Selection:
· · · · · · ·

JSON auto-object-instantiation and why it sucks February 11, 2015

JSON auto-object-instantiation is a term I made up to describe a particular feature in the ruby JSON library. The feature doesn’t really have a name, but I had to call it something for this blog post! I would hope that the name is self-explanatory for anybody familiar with the feature, but in case you’re not familiar (or if the name just sucks) …

What is it?

Parsing JSON text generally returns a hash-like object. This is more or less expected in every language, especially the origin and namesake of JSON – Javascript. However, the official JSON implementation for ruby included in the standard library includes documentation to define any arbitrary ruby class as a JSON type. Parsing JSON text with a defined “json_class” returns an instance of that ruby class.

For example, suppose you have a class A that has implemented this JSON type. Given an object of class A, it can be serialized to JSON text and then that JSON can be deserialized back into an object of class A.

To drive home how this works and it’s implications, here’s a very simple code illustration. First, I’ve written a class A that defines a JSON type. I’ve added to_s and inspect methods so that an object of class A will print out a specific string to identify itself as an object of class A and display its contents.

class A
  def initialize a, b
    @a = a
    @b = b
  end

  def to_json(*args)
    {'json_class' => self.class.name, 'a' => @a, 'b' => @b}.to_json(args)
  end

  def self.json_create(o)
    new(o['a'], o['b'])
  end

  def to_s
    "Hey, I'm an object! a=#{@a} b=#{@b}"

· · · · · · ·

Directions:
1. Answer these questions about the JSON blog post:
(a) On what date was it posted?
(b) What key must JSON text define for parsing to return an instance of a ruby class?
(c) Which two methods were added to class A so its objects print a string identifying them?
2. Return the part of the JSON blog post between "JSON auto-object-instantiation is" and "that ruby class.", inclusive, copied word for word.
The lines after this point have no connection to the JSON blog post.

· · · · · · ·

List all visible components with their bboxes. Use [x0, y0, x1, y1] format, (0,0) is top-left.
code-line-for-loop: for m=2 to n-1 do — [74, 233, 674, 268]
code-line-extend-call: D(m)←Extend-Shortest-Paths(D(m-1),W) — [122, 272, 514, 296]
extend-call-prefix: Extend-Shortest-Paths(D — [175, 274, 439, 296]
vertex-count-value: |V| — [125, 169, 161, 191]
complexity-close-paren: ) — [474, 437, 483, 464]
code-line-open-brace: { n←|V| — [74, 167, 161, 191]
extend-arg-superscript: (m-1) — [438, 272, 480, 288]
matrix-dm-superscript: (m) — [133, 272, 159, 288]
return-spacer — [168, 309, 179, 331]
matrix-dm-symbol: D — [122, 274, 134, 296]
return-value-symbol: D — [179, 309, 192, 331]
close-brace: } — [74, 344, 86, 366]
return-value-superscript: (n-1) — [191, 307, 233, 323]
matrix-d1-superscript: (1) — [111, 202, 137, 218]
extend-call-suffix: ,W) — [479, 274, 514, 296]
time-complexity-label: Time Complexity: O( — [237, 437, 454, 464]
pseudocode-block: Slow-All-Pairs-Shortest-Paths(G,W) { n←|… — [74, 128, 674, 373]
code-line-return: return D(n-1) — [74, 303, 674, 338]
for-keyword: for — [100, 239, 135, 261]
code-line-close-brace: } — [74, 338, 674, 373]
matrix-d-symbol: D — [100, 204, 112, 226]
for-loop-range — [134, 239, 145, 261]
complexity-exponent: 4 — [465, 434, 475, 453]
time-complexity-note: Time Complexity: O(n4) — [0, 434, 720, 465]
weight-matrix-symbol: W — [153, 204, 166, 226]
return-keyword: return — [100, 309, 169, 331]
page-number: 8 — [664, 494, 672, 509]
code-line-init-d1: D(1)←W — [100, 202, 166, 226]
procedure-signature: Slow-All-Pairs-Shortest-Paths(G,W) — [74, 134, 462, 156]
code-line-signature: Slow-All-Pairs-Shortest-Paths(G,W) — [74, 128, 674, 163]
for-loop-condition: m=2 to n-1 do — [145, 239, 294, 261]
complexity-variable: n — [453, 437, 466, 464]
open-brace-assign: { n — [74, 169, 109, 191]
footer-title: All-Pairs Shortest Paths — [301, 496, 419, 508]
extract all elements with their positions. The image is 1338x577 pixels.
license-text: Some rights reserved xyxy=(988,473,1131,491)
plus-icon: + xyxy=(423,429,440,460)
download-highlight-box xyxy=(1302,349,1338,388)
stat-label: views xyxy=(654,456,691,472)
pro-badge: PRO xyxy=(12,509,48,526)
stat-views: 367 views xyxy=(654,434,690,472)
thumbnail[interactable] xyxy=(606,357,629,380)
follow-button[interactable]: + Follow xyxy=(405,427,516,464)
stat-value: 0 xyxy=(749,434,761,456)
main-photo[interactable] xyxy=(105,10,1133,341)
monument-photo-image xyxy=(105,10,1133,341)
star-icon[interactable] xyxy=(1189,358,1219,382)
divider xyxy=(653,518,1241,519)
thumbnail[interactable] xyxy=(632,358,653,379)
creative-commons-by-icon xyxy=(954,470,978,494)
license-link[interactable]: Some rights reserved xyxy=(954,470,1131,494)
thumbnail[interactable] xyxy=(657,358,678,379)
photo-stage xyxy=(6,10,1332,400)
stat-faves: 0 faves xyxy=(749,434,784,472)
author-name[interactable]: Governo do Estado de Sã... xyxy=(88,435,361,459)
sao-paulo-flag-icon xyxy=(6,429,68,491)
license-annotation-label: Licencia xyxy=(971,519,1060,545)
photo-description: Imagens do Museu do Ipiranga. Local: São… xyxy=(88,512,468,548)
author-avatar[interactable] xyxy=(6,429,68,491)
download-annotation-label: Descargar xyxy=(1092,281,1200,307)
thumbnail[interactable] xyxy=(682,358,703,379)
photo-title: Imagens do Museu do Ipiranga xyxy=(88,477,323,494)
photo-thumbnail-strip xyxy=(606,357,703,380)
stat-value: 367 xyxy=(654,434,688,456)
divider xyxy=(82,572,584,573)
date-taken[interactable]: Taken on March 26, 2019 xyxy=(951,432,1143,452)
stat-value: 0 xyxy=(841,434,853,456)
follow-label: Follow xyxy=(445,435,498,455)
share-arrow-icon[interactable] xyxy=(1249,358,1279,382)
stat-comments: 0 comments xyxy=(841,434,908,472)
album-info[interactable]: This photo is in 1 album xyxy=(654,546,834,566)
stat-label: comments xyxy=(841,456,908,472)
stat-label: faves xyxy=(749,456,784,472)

· · · · · · ·

Answer set:
1.
(a) February 11, 2015
(b) "json_class"
(c) to_s and inspect

2.
JSON auto-object-instantiation is a term I made up to describe a particular feature in the ruby JSON library. The feature doesn’t really have a name, but I had to call it something for this blog post! I would hope that the name is self-explanatory for anybody familiar with the feature, but in case you’re not familiar (or if the name just sucks) …

What is it?

Parsing JSON text generally returns a hash-like object. This is more or less expected in every language, especially the origin and namesake of JSON – Javascript. However, the official JSON implementation for ruby included in the standard library includes documentation to define any arbitrary ruby class as a JSON type. Parsing JSON text with a defined “json_class” returns an instance of that ruby class.